### Data supplied
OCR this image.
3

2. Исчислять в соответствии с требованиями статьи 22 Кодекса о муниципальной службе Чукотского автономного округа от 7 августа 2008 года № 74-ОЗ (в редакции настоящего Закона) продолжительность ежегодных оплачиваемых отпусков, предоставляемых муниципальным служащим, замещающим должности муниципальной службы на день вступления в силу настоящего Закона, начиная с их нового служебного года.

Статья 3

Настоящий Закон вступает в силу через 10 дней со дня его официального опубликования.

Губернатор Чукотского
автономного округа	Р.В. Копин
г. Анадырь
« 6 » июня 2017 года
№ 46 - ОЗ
---
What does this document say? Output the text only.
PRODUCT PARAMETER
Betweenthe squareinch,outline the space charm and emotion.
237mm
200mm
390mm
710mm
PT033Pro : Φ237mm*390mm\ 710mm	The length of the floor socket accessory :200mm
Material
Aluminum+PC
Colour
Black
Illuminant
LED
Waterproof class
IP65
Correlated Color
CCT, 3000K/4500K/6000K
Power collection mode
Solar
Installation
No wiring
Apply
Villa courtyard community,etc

### Goal
State how many lines in the records above contain the word "силу", giving only the number.

### Reply to the task
2